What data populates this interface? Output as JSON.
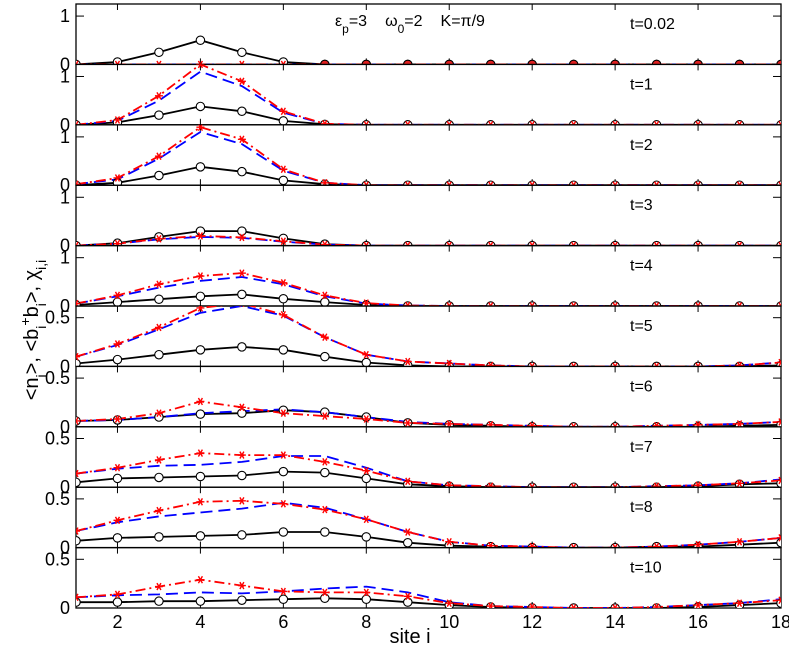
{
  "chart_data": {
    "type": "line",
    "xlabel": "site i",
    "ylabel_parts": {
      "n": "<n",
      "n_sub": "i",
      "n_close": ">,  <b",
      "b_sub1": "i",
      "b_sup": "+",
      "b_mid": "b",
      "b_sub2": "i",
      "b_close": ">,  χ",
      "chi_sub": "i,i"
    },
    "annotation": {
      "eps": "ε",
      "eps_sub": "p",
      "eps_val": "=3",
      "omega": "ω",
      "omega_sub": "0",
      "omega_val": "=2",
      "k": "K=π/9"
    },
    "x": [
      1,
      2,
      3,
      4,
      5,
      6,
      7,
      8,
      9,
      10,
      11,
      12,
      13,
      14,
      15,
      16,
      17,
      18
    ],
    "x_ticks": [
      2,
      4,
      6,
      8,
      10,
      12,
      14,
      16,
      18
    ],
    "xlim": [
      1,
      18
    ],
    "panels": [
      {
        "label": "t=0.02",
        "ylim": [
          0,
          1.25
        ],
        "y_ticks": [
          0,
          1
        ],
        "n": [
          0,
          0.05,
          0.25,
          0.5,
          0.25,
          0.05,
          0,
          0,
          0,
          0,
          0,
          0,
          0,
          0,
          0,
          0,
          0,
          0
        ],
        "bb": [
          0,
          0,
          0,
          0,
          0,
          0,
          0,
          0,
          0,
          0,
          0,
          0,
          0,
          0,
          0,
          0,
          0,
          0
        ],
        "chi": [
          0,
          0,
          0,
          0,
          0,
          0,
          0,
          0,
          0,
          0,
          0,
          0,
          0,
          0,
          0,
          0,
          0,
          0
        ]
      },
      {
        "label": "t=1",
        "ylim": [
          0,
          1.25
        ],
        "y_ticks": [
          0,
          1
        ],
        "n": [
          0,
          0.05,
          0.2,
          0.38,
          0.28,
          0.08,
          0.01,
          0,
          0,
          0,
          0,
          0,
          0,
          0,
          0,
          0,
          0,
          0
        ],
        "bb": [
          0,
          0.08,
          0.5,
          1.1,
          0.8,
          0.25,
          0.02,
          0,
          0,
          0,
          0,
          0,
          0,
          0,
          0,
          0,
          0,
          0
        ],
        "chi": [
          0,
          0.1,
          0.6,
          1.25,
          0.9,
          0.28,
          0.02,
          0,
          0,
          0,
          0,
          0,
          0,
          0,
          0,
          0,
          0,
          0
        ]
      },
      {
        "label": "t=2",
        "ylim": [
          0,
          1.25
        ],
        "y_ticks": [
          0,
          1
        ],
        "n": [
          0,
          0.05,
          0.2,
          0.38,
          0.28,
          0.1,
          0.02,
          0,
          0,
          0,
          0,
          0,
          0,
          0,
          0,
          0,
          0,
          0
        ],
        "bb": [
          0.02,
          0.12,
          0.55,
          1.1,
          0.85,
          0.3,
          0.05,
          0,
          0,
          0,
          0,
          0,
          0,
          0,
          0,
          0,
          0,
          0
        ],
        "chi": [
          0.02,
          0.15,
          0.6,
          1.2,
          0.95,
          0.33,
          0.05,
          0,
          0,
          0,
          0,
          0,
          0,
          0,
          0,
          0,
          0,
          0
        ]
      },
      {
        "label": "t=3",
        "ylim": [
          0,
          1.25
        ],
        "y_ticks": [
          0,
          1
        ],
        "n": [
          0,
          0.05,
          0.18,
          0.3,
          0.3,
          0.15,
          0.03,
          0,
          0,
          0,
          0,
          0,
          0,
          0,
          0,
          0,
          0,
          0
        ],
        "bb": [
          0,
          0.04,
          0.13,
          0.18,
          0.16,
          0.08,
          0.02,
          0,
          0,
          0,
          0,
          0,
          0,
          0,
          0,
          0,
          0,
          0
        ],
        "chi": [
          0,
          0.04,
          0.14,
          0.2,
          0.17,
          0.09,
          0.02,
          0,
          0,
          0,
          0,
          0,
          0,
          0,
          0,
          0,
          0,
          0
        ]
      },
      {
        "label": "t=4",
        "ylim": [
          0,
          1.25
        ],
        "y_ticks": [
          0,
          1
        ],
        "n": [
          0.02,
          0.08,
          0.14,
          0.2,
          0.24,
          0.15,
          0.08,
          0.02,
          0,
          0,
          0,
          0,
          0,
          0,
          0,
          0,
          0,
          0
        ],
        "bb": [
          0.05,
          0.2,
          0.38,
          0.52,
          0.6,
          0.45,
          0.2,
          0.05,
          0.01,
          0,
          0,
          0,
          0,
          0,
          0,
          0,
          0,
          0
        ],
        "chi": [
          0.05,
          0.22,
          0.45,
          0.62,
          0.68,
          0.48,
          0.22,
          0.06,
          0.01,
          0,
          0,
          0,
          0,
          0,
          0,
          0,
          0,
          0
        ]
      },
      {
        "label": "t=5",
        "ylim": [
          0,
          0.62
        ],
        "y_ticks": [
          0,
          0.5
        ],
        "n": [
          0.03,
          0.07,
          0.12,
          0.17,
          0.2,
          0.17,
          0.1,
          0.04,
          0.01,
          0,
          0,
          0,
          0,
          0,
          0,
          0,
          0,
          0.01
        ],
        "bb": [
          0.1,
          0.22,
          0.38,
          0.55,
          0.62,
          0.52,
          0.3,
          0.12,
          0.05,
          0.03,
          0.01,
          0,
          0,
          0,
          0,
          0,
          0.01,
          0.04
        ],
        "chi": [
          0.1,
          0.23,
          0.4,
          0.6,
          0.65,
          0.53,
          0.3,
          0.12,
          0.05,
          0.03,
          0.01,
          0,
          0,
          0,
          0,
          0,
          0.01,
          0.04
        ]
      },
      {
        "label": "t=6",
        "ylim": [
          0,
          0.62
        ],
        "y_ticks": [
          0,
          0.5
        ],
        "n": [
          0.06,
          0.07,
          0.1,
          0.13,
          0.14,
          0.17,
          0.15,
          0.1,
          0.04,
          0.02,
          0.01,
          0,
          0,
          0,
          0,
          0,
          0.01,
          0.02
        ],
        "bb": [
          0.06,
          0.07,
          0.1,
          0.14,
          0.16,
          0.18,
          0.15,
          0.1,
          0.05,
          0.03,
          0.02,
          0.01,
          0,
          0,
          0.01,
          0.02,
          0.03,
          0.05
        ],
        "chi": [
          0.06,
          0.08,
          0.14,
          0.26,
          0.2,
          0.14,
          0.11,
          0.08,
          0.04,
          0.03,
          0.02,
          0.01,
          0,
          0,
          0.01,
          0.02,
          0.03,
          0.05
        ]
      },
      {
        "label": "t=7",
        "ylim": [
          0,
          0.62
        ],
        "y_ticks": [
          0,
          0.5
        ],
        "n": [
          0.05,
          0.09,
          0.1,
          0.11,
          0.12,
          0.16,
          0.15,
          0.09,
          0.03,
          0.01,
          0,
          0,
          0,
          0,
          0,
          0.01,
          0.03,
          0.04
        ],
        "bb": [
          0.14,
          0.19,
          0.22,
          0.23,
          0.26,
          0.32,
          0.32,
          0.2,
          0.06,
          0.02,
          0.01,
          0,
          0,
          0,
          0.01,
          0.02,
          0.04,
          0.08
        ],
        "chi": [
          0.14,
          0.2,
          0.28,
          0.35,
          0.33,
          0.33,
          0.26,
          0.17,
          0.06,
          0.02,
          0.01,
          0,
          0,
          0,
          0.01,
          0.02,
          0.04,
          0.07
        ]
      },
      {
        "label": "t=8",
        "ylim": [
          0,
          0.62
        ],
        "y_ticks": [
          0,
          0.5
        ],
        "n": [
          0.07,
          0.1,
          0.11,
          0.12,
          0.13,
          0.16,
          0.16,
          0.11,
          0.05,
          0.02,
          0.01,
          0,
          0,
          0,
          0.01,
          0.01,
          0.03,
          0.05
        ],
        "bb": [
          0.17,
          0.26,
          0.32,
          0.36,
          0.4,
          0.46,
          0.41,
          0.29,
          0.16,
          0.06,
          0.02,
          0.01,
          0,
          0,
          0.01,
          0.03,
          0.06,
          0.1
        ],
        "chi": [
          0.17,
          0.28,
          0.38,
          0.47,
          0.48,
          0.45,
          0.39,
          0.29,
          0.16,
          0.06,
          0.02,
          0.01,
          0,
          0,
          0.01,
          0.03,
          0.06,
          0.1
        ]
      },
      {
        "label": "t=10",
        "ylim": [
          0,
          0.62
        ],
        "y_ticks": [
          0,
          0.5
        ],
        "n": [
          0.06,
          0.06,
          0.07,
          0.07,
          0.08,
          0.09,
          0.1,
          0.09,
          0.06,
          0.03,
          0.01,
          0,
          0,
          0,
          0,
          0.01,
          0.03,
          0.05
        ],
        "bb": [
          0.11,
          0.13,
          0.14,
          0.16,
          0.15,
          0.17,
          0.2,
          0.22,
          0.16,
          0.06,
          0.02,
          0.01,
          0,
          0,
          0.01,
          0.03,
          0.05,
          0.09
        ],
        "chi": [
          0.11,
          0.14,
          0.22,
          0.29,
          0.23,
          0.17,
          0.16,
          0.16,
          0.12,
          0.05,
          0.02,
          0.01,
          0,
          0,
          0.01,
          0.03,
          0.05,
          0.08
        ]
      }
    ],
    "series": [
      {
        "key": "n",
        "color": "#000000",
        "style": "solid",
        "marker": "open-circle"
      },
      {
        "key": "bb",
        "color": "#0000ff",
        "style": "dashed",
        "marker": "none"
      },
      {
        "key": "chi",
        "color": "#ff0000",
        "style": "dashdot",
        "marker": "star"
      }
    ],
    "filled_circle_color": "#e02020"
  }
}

*****

▸ PROBLEM TO SOLVE: Check each line of the material above for "style" and say how many lines contain it, giving the number alone.

▸ ANSWER TO THIS TASK: 3